== WORK TO BE COMPLETED ==
Find and copy lines holding "Number".

## Start

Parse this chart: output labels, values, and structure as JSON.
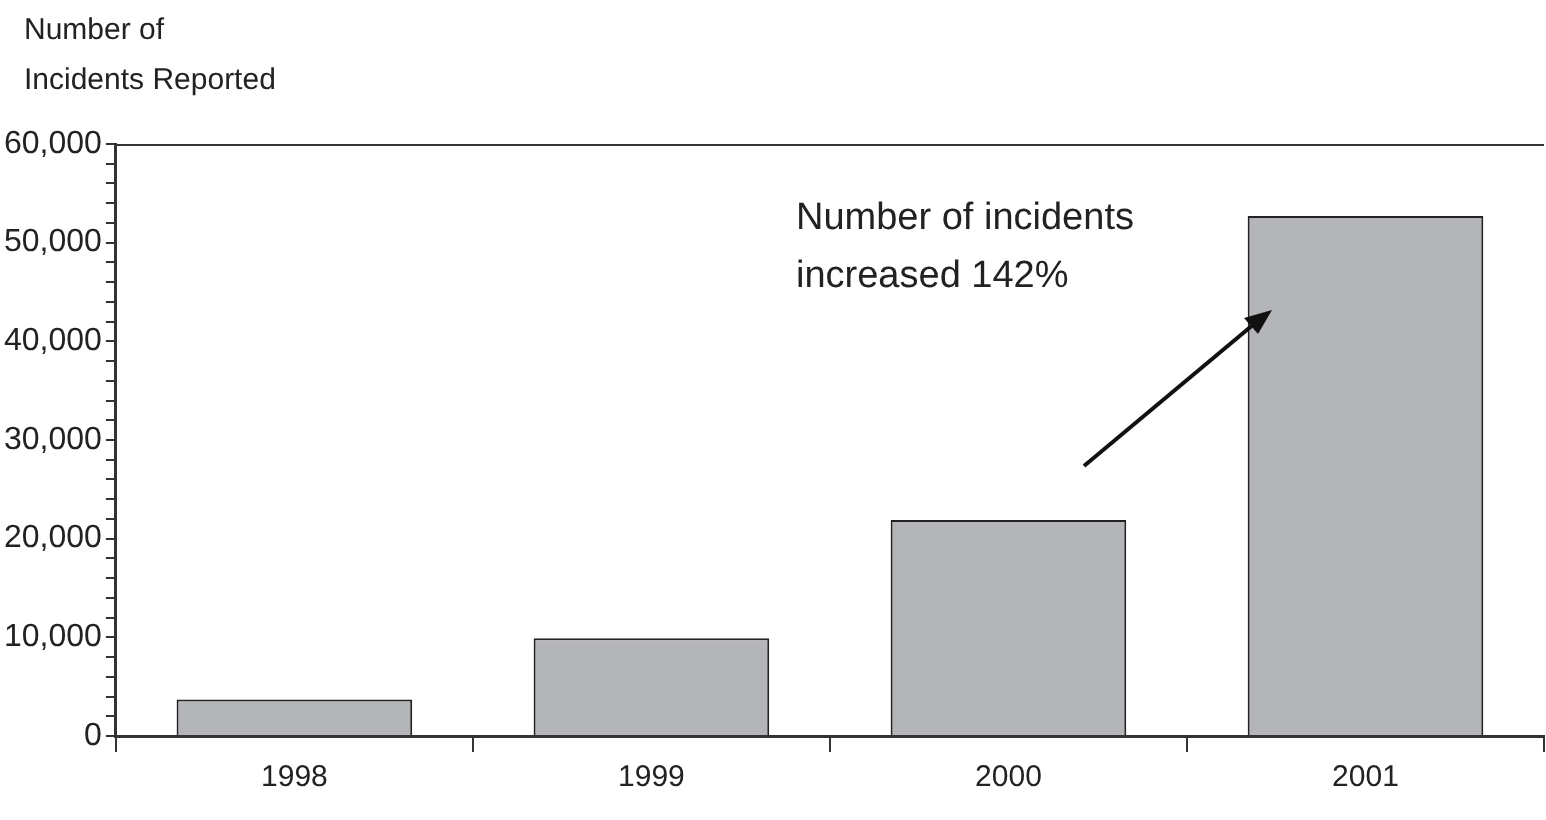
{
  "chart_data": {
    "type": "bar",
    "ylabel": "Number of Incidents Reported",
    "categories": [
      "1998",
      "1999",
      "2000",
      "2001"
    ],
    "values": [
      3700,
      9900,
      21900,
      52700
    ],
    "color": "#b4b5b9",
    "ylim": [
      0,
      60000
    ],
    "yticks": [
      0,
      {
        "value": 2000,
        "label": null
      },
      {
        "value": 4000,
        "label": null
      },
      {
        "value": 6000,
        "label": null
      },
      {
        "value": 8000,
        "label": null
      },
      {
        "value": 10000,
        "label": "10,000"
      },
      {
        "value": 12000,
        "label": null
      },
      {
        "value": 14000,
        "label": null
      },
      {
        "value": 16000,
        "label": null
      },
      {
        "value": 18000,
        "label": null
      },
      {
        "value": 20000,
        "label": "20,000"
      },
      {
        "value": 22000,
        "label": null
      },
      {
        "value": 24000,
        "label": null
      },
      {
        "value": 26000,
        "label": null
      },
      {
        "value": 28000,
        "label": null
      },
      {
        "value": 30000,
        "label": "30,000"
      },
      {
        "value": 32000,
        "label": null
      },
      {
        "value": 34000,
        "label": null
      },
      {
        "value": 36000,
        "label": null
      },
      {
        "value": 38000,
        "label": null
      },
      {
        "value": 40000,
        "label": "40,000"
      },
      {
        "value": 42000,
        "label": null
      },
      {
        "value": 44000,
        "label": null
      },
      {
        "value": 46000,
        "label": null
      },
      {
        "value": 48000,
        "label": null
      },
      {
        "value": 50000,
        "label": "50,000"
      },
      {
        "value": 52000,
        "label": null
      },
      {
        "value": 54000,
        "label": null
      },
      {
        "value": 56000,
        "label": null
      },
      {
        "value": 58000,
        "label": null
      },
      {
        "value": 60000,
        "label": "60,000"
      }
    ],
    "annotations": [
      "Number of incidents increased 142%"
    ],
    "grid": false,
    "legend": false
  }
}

## End
## Start

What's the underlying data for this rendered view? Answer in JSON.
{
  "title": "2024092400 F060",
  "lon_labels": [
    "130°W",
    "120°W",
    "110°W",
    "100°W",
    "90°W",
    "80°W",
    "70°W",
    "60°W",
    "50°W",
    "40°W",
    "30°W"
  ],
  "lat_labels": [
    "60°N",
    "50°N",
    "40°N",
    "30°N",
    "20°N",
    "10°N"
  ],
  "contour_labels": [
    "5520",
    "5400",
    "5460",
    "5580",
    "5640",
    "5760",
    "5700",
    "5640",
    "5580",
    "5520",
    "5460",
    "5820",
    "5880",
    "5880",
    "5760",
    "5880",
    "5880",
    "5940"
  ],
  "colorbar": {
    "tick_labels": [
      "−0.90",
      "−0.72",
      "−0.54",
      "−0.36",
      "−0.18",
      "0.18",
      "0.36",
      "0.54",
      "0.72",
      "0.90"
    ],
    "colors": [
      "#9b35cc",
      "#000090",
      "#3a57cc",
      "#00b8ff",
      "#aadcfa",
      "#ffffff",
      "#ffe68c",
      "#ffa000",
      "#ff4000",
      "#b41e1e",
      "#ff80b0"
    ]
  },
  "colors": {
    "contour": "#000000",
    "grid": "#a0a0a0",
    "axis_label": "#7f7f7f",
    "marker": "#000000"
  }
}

## End

== SOLUTION TO THIS TASK ==
    "ylabel": "Number of Incidents Reported",
      "Number of incidents increased 142%"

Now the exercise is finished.